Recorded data

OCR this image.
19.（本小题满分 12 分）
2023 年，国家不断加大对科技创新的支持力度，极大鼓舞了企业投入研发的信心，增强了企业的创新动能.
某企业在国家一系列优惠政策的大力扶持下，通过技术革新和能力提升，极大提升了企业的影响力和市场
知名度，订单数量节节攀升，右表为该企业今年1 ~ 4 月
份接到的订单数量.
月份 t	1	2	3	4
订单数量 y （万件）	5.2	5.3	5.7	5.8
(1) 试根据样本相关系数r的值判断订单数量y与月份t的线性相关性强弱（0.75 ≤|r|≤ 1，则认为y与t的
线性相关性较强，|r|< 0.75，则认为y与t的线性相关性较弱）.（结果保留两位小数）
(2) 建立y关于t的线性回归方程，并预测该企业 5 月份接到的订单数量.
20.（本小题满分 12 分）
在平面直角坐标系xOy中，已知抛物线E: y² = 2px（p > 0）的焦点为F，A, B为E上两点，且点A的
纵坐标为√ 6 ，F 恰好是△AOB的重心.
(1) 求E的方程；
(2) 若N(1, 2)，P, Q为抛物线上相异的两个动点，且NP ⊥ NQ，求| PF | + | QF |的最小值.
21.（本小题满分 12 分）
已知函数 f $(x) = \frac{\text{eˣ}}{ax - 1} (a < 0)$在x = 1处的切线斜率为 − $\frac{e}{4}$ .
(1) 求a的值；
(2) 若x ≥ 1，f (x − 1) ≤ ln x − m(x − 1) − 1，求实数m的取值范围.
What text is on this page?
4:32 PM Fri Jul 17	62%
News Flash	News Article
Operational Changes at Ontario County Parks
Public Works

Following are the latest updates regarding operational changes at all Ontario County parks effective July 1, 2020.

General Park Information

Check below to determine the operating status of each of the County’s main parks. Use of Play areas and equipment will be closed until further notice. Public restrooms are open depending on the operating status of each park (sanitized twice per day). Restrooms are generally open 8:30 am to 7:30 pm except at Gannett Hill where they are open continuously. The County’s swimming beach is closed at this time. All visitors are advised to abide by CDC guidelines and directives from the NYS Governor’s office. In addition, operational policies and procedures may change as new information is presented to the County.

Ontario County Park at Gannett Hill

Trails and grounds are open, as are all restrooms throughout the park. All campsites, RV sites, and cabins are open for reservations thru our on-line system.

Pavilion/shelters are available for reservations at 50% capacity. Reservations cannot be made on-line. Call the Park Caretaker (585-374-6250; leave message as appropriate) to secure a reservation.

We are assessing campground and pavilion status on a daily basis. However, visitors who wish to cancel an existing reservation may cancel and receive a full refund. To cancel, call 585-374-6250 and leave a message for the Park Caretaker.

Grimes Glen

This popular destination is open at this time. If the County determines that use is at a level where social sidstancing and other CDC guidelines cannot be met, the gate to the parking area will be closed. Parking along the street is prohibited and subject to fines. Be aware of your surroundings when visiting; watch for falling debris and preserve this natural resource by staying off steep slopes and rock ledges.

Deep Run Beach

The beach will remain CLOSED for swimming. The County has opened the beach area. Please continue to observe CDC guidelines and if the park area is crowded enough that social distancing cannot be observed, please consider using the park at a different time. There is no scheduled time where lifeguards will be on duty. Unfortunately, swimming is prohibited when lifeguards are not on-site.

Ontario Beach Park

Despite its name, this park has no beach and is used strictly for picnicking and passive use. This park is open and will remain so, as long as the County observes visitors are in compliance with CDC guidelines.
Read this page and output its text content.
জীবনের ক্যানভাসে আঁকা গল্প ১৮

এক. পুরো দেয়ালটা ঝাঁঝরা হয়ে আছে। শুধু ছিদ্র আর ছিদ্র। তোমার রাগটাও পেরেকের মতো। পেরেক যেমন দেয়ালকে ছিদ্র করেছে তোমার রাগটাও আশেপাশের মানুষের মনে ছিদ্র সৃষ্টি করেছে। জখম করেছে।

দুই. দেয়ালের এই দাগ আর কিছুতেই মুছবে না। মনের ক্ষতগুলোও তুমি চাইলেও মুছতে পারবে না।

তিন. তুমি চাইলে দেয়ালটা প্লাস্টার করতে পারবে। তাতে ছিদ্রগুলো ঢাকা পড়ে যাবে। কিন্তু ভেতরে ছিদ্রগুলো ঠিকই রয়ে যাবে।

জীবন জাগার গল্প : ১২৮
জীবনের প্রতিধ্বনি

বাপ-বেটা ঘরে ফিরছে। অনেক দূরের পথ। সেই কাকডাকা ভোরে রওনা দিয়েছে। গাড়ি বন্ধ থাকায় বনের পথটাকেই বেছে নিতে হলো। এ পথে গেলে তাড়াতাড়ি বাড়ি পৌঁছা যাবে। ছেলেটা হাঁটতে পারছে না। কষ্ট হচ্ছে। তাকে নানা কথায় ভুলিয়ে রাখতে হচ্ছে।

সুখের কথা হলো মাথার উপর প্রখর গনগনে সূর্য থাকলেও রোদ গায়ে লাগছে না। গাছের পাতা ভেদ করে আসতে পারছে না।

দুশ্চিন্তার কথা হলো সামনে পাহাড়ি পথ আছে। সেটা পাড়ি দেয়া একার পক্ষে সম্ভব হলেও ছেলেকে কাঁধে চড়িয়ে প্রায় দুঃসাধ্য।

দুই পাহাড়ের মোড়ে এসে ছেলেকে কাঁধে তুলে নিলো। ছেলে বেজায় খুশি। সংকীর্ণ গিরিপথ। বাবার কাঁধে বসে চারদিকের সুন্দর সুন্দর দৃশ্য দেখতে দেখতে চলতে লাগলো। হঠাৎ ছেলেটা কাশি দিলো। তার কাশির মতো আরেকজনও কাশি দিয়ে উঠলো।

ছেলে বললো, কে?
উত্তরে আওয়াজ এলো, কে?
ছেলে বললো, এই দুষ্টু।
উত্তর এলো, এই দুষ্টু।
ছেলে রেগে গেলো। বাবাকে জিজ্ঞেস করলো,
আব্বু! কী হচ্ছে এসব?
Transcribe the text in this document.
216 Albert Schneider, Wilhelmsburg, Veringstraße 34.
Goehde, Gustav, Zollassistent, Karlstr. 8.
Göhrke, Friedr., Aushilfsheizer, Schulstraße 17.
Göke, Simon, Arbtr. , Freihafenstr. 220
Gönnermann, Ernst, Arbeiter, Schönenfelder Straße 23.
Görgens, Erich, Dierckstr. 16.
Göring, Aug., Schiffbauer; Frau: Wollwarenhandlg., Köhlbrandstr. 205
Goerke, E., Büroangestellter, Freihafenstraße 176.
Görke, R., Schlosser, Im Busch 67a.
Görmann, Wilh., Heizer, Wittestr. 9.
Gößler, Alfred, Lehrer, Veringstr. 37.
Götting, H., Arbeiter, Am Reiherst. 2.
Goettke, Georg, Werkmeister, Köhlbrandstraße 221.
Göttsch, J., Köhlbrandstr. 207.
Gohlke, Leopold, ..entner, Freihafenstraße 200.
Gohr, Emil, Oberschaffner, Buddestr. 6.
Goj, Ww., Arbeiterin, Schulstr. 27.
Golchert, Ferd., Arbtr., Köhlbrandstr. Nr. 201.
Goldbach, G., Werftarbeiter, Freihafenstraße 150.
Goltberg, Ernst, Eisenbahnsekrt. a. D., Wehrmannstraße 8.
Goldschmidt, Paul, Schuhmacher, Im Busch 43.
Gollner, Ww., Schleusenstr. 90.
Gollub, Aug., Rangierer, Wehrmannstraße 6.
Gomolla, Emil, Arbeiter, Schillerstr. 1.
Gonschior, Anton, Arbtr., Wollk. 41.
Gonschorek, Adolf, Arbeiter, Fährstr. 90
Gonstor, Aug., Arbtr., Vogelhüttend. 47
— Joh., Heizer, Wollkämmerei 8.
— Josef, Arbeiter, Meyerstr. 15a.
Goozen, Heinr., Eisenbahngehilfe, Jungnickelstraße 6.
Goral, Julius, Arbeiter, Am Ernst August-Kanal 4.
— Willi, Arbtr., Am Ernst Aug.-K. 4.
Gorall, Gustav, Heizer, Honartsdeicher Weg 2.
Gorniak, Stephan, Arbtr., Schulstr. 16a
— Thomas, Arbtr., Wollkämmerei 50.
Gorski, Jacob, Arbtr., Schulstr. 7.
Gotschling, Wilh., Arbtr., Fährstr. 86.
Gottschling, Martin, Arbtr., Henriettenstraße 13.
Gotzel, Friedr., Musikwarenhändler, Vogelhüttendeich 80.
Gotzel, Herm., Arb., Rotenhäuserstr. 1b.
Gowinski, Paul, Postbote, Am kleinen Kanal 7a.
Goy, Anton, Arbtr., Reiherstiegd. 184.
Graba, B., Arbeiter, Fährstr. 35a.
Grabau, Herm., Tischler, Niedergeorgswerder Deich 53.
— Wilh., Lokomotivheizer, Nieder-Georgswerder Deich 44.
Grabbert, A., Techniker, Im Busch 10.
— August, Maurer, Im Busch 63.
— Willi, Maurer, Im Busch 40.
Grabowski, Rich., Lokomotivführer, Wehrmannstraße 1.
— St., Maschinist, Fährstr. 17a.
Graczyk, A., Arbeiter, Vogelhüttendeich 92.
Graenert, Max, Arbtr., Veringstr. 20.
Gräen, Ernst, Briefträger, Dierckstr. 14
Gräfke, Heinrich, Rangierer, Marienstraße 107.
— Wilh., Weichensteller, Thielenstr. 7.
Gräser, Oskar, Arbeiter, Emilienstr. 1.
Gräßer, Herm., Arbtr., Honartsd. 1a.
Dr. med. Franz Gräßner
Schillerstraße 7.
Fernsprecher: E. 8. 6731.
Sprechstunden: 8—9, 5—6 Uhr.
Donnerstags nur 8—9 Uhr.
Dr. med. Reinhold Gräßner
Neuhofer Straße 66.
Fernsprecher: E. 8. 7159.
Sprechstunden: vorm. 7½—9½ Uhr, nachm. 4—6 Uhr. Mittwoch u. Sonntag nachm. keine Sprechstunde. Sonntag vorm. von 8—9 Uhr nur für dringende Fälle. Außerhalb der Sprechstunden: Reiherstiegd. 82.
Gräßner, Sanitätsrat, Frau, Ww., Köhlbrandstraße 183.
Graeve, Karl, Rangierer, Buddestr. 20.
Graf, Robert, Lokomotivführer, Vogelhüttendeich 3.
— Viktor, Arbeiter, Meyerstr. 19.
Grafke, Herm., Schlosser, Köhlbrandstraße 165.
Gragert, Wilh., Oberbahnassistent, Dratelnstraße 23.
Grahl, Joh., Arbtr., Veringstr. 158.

▸ **Problem to work on**:
Copy whichever lines in the listing above contain the word "Dierckstr".

▸ **In response**:
Görgens, Erich, Dierckstr. 16.
Gräen, Ernst, Briefträger, Dierckstr. 14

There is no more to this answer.